>> begin
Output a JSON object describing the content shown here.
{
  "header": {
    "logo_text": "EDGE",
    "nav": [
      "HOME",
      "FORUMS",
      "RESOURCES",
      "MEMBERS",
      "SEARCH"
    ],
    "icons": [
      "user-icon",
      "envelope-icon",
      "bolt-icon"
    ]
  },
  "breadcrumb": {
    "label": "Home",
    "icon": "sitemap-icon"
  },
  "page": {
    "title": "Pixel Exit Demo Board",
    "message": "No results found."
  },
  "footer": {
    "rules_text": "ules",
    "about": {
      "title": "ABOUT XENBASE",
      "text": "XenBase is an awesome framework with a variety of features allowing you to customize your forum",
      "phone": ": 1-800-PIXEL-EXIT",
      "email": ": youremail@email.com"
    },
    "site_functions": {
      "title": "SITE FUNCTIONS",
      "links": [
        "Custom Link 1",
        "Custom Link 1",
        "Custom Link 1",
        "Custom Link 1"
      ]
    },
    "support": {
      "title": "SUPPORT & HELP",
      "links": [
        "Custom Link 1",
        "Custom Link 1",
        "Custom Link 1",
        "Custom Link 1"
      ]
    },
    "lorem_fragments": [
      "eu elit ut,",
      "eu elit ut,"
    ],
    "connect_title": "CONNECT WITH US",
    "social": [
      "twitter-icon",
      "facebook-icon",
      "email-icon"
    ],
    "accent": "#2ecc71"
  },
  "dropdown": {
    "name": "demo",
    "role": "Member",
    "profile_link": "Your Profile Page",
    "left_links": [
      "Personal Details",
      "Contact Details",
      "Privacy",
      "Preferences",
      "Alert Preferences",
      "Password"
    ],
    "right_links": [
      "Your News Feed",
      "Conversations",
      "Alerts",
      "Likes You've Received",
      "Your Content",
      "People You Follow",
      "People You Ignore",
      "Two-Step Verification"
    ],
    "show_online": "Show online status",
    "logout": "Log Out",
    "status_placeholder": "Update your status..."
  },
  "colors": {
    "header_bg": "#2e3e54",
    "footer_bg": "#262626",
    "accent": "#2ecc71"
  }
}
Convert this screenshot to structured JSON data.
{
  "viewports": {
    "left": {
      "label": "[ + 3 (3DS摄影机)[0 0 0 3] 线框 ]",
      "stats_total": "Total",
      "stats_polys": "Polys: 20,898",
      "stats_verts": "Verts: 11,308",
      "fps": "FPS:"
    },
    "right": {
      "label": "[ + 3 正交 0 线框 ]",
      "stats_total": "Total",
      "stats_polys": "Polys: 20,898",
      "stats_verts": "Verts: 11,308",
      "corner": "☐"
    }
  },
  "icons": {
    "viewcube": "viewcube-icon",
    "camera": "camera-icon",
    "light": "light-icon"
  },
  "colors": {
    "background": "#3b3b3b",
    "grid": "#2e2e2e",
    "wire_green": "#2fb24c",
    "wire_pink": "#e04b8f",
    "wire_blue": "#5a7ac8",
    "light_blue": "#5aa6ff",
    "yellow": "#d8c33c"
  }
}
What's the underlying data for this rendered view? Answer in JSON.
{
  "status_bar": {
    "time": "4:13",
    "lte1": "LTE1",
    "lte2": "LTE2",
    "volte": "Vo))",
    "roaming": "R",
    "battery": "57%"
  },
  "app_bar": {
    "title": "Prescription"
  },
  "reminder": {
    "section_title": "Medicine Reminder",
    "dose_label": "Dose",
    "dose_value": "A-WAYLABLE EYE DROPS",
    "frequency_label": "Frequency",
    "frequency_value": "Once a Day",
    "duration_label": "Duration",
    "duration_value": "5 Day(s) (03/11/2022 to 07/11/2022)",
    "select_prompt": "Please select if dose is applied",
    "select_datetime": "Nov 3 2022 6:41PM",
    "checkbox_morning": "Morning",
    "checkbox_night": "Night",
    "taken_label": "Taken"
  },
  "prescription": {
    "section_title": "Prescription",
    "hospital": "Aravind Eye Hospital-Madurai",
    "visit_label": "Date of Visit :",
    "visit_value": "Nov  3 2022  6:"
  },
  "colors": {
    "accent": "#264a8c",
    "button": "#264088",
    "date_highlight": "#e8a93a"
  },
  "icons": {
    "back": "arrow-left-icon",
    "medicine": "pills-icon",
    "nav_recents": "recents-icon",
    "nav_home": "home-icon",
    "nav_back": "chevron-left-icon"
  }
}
>> end
Each record must be repeated exactly as it is.

Output a JSON object describing the content shown here.
{
  "header": {
    "logo_text": "EDGE",
    "nav": [
      "HOME",
      "FORUMS",
      "RESOURCES",
      "MEMBERS",
      "SEARCH"
    ],
    "icons": [
      "user-icon",
      "envelope-icon",
      "bolt-icon"
    ]
  },
  "breadcrumb": {
    "label": "Home",
    "icon": "sitemap-icon"
  },
  "page": {
    "title": "Pixel Exit Demo Board",
    "message": "No results found."
  },
  "footer": {
    "rules_text": "ules",
    "about": {
      "title": "ABOUT XENBASE",
      "text": "XenBase is an awesome framework with a variety of features allowing you to customize your forum",
      "phone": ": 1-800-PIXEL-EXIT",
      "email": ": youremail@email.com"
    },
    "site_functions": {
      "title": "SITE FUNCTIONS",
      "links": [
        "Custom Link 1",
        "Custom Link 1",
        "Custom Link 1",
        "Custom Link 1"
      ]
    },
    "support": {
      "title": "SUPPORT & HELP",
      "links": [
        "Custom Link 1",
        "Custom Link 1",
        "Custom Link 1",
        "Custom Link 1"
      ]
    },
    "lorem_fragments": [
      "eu elit ut,",
      "eu elit ut,"
    ],
    "connect_title": "CONNECT WITH US",
    "social": [
      "twitter-icon",
      "facebook-icon",
      "email-icon"
    ],
    "accent": "#2ecc71"
  },
  "dropdown": {
    "name": "demo",
    "role": "Member",
    "profile_link": "Your Profile Page",
    "left_links": [
      "Personal Details",
      "Contact Details",
      "Privacy",
      "Preferences",
      "Alert Preferences",
      "Password"
    ],
    "right_links": [
      "Your News Feed",
      "Conversations",
      "Alerts",
      "Likes You've Received",
      "Your Content",
      "People You Follow",
      "People You Ignore",
      "Two-Step Verification"
    ],
    "show_online": "Show online status",
    "logout": "Log Out",
    "status_placeholder": "Update your status..."
  },
  "colors": {
    "header_bg": "#2e3e54",
    "footer_bg": "#262626",
    "accent": "#2ecc71"
  }
}
Convert this screenshot to structured JSON data.
{
  "viewports": {
    "left": {
      "label": "[ + 3 (3DS摄影机)[0 0 0 3] 线框 ]",
      "stats_total": "Total",
      "stats_polys": "Polys: 20,898",
      "stats_verts": "Verts: 11,308",
      "fps": "FPS:"
    },
    "right": {
      "label": "[ + 3 正交 0 线框 ]",
      "stats_total": "Total",
      "stats_polys": "Polys: 20,898",
      "stats_verts": "Verts: 11,308",
      "corner": "☐"
    }
  },
  "icons": {
    "viewcube": "viewcube-icon",
    "camera": "camera-icon",
    "light": "light-icon"
  },
  "colors": {
    "background": "#3b3b3b",
    "grid": "#2e2e2e",
    "wire_green": "#2fb24c",
    "wire_pink": "#e04b8f",
    "wire_blue": "#5a7ac8",
    "light_blue": "#5aa6ff",
    "yellow": "#d8c33c"
  }
}
What's the underlying data for this rendered view? Answer in JSON.
{
  "status_bar": {
    "time": "4:13",
    "lte1": "LTE1",
    "lte2": "LTE2",
    "volte": "Vo))",
    "roaming": "R",
    "battery": "57%"
  },
  "app_bar": {
    "title": "Prescription"
  },
  "reminder": {
    "section_title": "Medicine Reminder",
    "dose_label": "Dose",
    "dose_value": "A-WAYLABLE EYE DROPS",
    "frequency_label": "Frequency",
    "frequency_value": "Once a Day",
    "duration_label": "Duration",
    "duration_value": "5 Day(s) (03/11/2022 to 07/11/2022)",
    "select_prompt": "Please select if dose is applied",
    "select_datetime": "Nov 3 2022 6:41PM",
    "checkbox_morning": "Morning",
    "checkbox_night": "Night",
    "taken_label": "Taken"
  },
  "prescription": {
    "section_title": "Prescription",
    "hospital": "Aravind Eye Hospital-Madurai",
    "visit_label": "Date of Visit :",
    "visit_value": "Nov  3 2022  6:"
  },
  "colors": {
    "accent": "#264a8c",
    "button": "#264088",
    "date_highlight": "#e8a93a"
  },
  "icons": {
    "back": "arrow-left-icon",
    "medicine": "pills-icon",
    "nav_recents": "recents-icon",
    "nav_home": "home-icon",
    "nav_back": "chevron-left-icon"
  }
}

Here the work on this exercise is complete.